[Dataset items]
──────

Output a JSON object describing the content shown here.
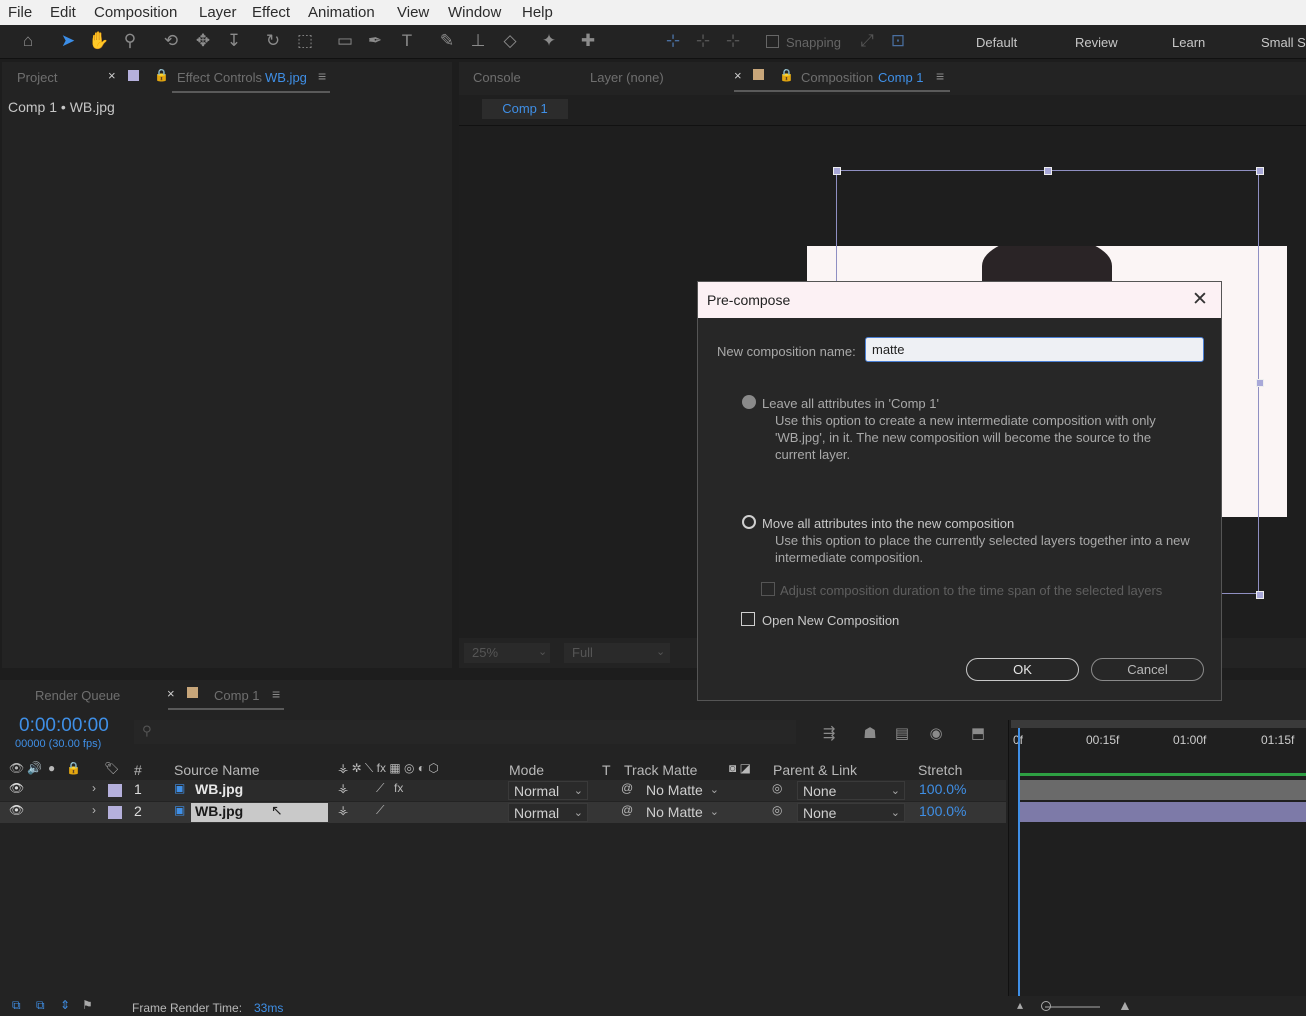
{
  "menu": [
    "File",
    "Edit",
    "Composition",
    "Layer",
    "Effect",
    "Animation",
    "View",
    "Window",
    "Help"
  ],
  "toolbar": {
    "snapping_label": "Snapping",
    "workspaces": [
      "Default",
      "Review",
      "Learn",
      "Small S"
    ]
  },
  "left_panel": {
    "tab_project": "Project",
    "tab_effect_controls": "Effect Controls",
    "tab_effect_controls_target": "WB.jpg",
    "breadcrumb": "Comp 1 • WB.jpg"
  },
  "viewer_panel": {
    "tab_console": "Console",
    "tab_layer": "Layer (none)",
    "tab_composition": "Composition",
    "tab_composition_name": "Comp 1",
    "subtab": "Comp 1",
    "zoom": "25%",
    "resolution": "Full"
  },
  "timeline": {
    "tab_render_queue": "Render Queue",
    "tab_comp": "Comp 1",
    "timecode": "0:00:00:00",
    "frame_info": "00000 (30.00 fps)",
    "headers": {
      "number": "#",
      "source_name": "Source Name",
      "mode": "Mode",
      "t": "T",
      "track_matte": "Track Matte",
      "parent_link": "Parent & Link",
      "stretch": "Stretch"
    },
    "ruler": [
      "0f",
      "00:15f",
      "01:00f",
      "01:15f"
    ],
    "layers": [
      {
        "num": "1",
        "name": "WB.jpg",
        "mode": "Normal",
        "matte": "No Matte",
        "parent": "None",
        "stretch": "100.0%"
      },
      {
        "num": "2",
        "name": "WB.jpg",
        "mode": "Normal",
        "matte": "No Matte",
        "parent": "None",
        "stretch": "100.0%"
      }
    ]
  },
  "status": {
    "frame_render_label": "Frame Render Time:",
    "frame_render_value": "33ms"
  },
  "dialog": {
    "title": "Pre-compose",
    "name_label": "New composition name:",
    "name_value": "matte",
    "option1_label": "Leave all attributes in 'Comp 1'",
    "option1_desc": "Use this option to create a new intermediate composition with only 'WB.jpg', in it. The new composition will become the source to the current layer.",
    "option2_label": "Move all attributes into the new composition",
    "option2_desc": "Use this option to place the currently selected layers together into a new intermediate composition.",
    "adjust_label": "Adjust composition duration to the time span of the selected layers",
    "open_new_label": "Open New Composition",
    "ok_label": "OK",
    "cancel_label": "Cancel"
  },
  "colors": {
    "accent_blue": "#3f8fe6",
    "label_lavender": "#b5b0dc",
    "label_tan": "#c8a67a",
    "work_area_green": "#2ea043"
  }
}
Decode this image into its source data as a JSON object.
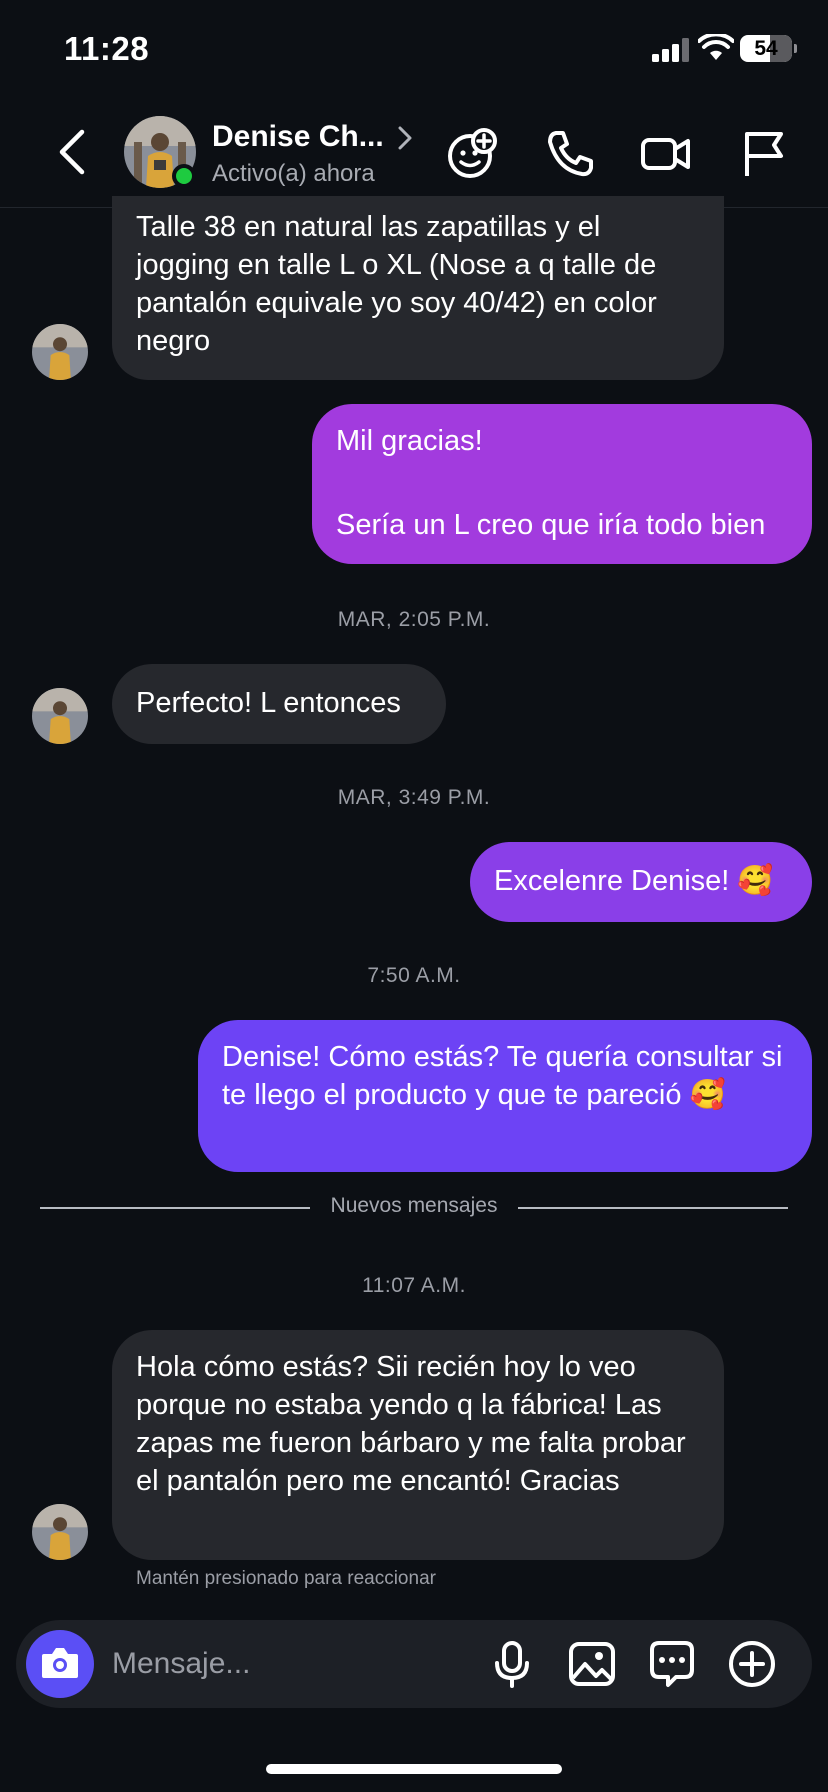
{
  "status_bar": {
    "time": "11:28",
    "battery": "54"
  },
  "header": {
    "name": "Denise Ch...",
    "status": "Activo(a) ahora"
  },
  "messages": {
    "m1": "Talle 38 en natural las zapatillas y el jogging en talle L o XL (Nose a q talle de pantalón equivale yo soy 40/42) en color negro",
    "m2_line1": "Mil gracias!",
    "m2_line2": "Sería un L creo que iría todo bien",
    "ts1": "MAR, 2:05 P.M.",
    "m3": "Perfecto! L entonces",
    "ts2": "MAR, 3:49 P.M.",
    "m4": "Excelenre Denise! 🥰",
    "ts3": "7:50 A.M.",
    "m5": "Denise! Cómo estás? Te quería consultar si te llego el producto y que te pareció 🥰",
    "divider": "Nuevos mensajes",
    "ts4": "11:07 A.M.",
    "m6": "Hola cómo estás? Sii recién hoy lo veo porque no estaba yendo q la fábrica! Las zapas me fueron bárbaro y me falta probar el pantalón pero me encantó! Gracias",
    "hint": "Mantén presionado para reaccionar"
  },
  "composer": {
    "placeholder": "Mensaje..."
  },
  "colors": {
    "background": "#0c0f14",
    "incoming_bubble": "#26282d",
    "outgoing_top": "#a23bde",
    "outgoing_bottom": "#6d43f5",
    "online": "#1ecb40",
    "camera_button": "#5b4ff5"
  },
  "icons": {
    "back": "chevron-left-icon",
    "chevron": "chevron-right-icon",
    "add_face": "face-plus-icon",
    "call": "phone-icon",
    "video": "video-camera-icon",
    "report": "flag-icon",
    "camera": "camera-icon",
    "mic": "microphone-icon",
    "gallery": "image-icon",
    "sticker": "chat-bubble-icon",
    "more": "plus-circle-icon"
  }
}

──────

[GIVEN PROBLEM]
Except for the pictures, copy the material above exactly.

[THE SOLUTION]
Output a JSON object describing the content shown here.
{
  "menu": [
    "File",
    "Edit",
    "Composition",
    "Layer",
    "Effect",
    "Animation",
    "View",
    "Window",
    "Help"
  ],
  "toolbar": {
    "snapping_label": "Snapping",
    "workspaces": [
      "Default",
      "Review",
      "Learn",
      "Small S"
    ]
  },
  "left_panel": {
    "tab_project": "Project",
    "tab_effect_controls": "Effect Controls",
    "tab_effect_controls_target": "WB.jpg",
    "breadcrumb": "Comp 1 • WB.jpg"
  },
  "viewer_panel": {
    "tab_console": "Console",
    "tab_layer": "Layer (none)",
    "tab_composition": "Composition",
    "tab_composition_name": "Comp 1",
    "subtab": "Comp 1",
    "zoom": "25%",
    "resolution": "Full"
  },
  "timeline": {
    "tab_render_queue": "Render Queue",
    "tab_comp": "Comp 1",
    "timecode": "0:00:00:00",
    "frame_info": "00000 (30.00 fps)",
    "headers": {
      "number": "#",
      "source_name": "Source Name",
      "mode": "Mode",
      "t": "T",
      "track_matte": "Track Matte",
      "parent_link": "Parent & Link",
      "stretch": "Stretch"
    },
    "ruler": [
      "0f",
      "00:15f",
      "01:00f",
      "01:15f"
    ],
    "layers": [
      {
        "num": "1",
        "name": "WB.jpg",
        "mode": "Normal",
        "matte": "No Matte",
        "parent": "None",
        "stretch": "100.0%"
      },
      {
        "num": "2",
        "name": "WB.jpg",
        "mode": "Normal",
        "matte": "No Matte",
        "parent": "None",
        "stretch": "100.0%"
      }
    ]
  },
  "status": {
    "frame_render_label": "Frame Render Time:",
    "frame_render_value": "33ms"
  },
  "dialog": {
    "title": "Pre-compose",
    "name_label": "New composition name:",
    "name_value": "matte",
    "option1_label": "Leave all attributes in 'Comp 1'",
    "option1_desc": "Use this option to create a new intermediate composition with only 'WB.jpg', in it. The new composition will become the source to the current layer.",
    "option2_label": "Move all attributes into the new composition",
    "option2_desc": "Use this option to place the currently selected layers together into a new intermediate composition.",
    "adjust_label": "Adjust composition duration to the time span of the selected layers",
    "open_new_label": "Open New Composition",
    "ok_label": "OK",
    "cancel_label": "Cancel"
  },
  "colors": {
    "accent_blue": "#3f8fe6",
    "label_lavender": "#b5b0dc",
    "label_tan": "#c8a67a",
    "work_area_green": "#2ea043"
  }
}
Decode this image into its source data as a JSON object.
{
  "status_bar": {
    "time": "11:28",
    "battery": "54"
  },
  "header": {
    "name": "Denise Ch...",
    "status": "Activo(a) ahora"
  },
  "messages": {
    "m1": "Talle 38 en natural las zapatillas y el jogging en talle L o XL (Nose a q talle de pantalón equivale yo soy 40/42) en color negro",
    "m2_line1": "Mil gracias!",
    "m2_line2": "Sería un L creo que iría todo bien",
    "ts1": "MAR, 2:05 P.M.",
    "m3": "Perfecto! L entonces",
    "ts2": "MAR, 3:49 P.M.",
    "m4": "Excelenre Denise! 🥰",
    "ts3": "7:50 A.M.",
    "m5": "Denise! Cómo estás? Te quería consultar si te llego el producto y que te pareció 🥰",
    "divider": "Nuevos mensajes",
    "ts4": "11:07 A.M.",
    "m6": "Hola cómo estás? Sii recién hoy lo veo porque no estaba yendo q la fábrica! Las zapas me fueron bárbaro y me falta probar el pantalón pero me encantó! Gracias",
    "hint": "Mantén presionado para reaccionar"
  },
  "composer": {
    "placeholder": "Mensaje..."
  },
  "colors": {
    "background": "#0c0f14",
    "incoming_bubble": "#26282d",
    "outgoing_top": "#a23bde",
    "outgoing_bottom": "#6d43f5",
    "online": "#1ecb40",
    "camera_button": "#5b4ff5"
  },
  "icons": {
    "back": "chevron-left-icon",
    "chevron": "chevron-right-icon",
    "add_face": "face-plus-icon",
    "call": "phone-icon",
    "video": "video-camera-icon",
    "report": "flag-icon",
    "camera": "camera-icon",
    "mic": "microphone-icon",
    "gallery": "image-icon",
    "sticker": "chat-bubble-icon",
    "more": "plus-circle-icon"
  }
}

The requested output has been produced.